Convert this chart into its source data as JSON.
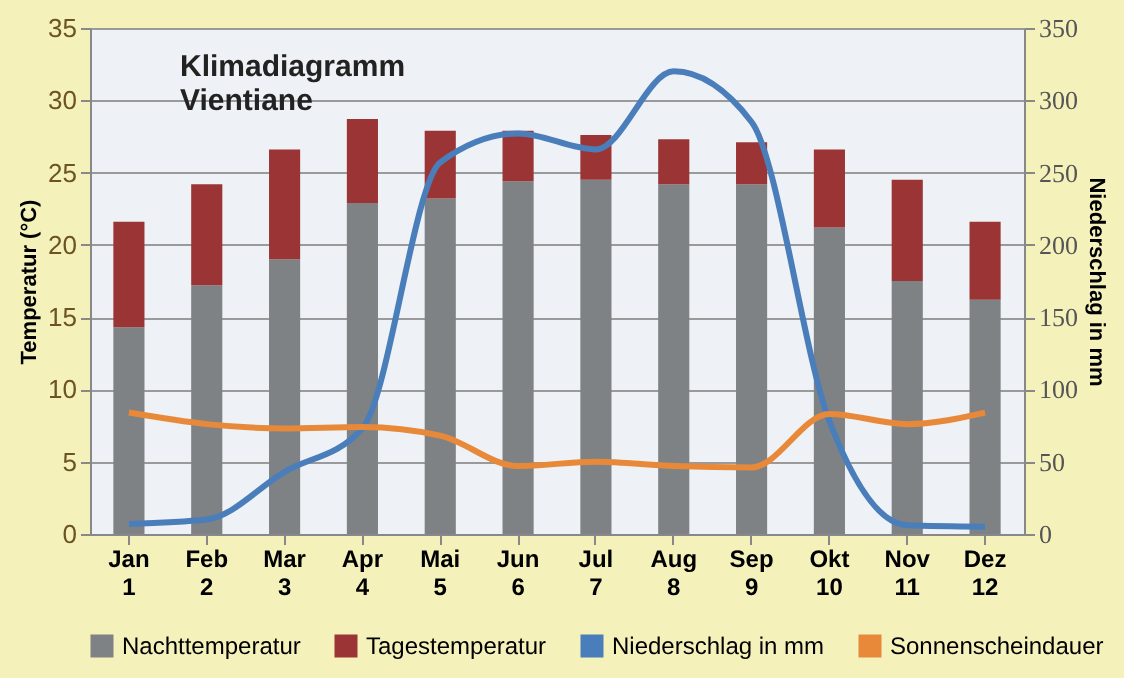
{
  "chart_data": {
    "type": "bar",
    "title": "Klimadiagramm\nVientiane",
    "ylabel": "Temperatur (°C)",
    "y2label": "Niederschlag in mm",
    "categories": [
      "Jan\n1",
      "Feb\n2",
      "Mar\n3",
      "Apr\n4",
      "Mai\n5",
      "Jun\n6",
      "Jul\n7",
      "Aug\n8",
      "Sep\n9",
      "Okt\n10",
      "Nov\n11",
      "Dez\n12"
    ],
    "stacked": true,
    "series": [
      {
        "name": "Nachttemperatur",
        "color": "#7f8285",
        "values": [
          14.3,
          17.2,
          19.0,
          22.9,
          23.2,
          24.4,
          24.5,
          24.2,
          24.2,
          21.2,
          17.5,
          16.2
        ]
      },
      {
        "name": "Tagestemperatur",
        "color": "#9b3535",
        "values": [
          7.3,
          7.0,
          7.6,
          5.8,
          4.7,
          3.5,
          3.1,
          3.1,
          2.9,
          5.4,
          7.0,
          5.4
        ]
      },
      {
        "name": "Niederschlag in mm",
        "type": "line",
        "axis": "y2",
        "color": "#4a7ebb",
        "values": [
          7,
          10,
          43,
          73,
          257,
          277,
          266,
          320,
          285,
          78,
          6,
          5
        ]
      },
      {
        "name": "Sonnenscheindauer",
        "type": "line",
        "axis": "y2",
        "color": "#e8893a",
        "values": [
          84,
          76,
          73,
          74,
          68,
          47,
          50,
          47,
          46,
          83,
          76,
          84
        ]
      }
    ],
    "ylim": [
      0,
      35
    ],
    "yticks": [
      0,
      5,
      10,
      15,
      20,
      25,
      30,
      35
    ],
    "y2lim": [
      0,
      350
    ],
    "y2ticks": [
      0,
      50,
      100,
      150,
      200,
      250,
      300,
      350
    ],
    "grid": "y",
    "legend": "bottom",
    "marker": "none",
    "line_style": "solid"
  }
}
--
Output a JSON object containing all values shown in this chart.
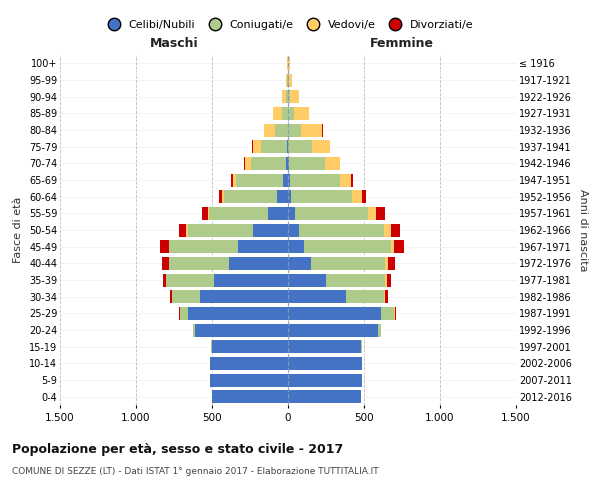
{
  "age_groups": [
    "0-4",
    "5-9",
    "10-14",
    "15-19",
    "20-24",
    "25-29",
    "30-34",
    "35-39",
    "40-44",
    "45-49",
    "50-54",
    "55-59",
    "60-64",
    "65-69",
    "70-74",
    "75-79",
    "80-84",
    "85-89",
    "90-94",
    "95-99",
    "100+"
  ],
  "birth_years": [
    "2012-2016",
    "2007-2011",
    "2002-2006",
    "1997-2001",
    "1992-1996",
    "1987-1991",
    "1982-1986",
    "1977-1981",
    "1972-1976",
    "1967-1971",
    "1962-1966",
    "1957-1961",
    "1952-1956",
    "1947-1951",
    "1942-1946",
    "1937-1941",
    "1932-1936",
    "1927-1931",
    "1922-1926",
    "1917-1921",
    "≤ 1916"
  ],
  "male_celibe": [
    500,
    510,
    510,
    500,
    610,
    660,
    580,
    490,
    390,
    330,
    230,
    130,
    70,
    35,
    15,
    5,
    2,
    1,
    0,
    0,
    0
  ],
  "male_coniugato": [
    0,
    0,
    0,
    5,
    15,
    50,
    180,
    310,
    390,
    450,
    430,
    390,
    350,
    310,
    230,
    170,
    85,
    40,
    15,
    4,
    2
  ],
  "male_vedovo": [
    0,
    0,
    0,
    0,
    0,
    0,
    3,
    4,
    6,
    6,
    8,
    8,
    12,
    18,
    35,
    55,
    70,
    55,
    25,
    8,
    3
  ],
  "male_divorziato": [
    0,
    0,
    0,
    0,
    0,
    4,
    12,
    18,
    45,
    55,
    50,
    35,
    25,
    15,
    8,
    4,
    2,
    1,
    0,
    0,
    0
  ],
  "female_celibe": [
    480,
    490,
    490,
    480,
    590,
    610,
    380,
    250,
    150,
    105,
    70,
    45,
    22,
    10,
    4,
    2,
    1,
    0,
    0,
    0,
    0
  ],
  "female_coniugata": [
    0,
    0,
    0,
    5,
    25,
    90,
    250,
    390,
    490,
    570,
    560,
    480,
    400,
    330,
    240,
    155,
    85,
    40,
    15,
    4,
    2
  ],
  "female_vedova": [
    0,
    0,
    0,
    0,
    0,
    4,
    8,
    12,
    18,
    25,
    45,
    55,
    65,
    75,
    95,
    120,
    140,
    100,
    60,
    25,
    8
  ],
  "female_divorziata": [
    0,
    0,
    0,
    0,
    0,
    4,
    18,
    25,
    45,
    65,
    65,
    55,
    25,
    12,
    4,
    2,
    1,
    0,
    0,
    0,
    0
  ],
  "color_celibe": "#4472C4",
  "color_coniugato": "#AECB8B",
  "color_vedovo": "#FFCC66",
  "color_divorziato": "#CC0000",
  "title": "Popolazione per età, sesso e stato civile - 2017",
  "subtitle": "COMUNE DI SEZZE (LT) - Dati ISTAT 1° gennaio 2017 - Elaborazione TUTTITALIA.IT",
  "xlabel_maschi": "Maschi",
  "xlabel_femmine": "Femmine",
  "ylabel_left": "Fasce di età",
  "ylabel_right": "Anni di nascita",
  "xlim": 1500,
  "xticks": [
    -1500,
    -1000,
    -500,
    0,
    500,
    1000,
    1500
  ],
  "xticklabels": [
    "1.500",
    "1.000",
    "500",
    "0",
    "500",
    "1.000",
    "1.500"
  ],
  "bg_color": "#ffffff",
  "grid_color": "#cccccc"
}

### GIVEN TASK
Show every line from the entries above in which "name" appears.

### TASK RESULT
        "name": "Nachttemperatur",
        "name": "Tagestemperatur",
        "name": "Niederschlag in mm",
        "name": "Sonnenscheindauer",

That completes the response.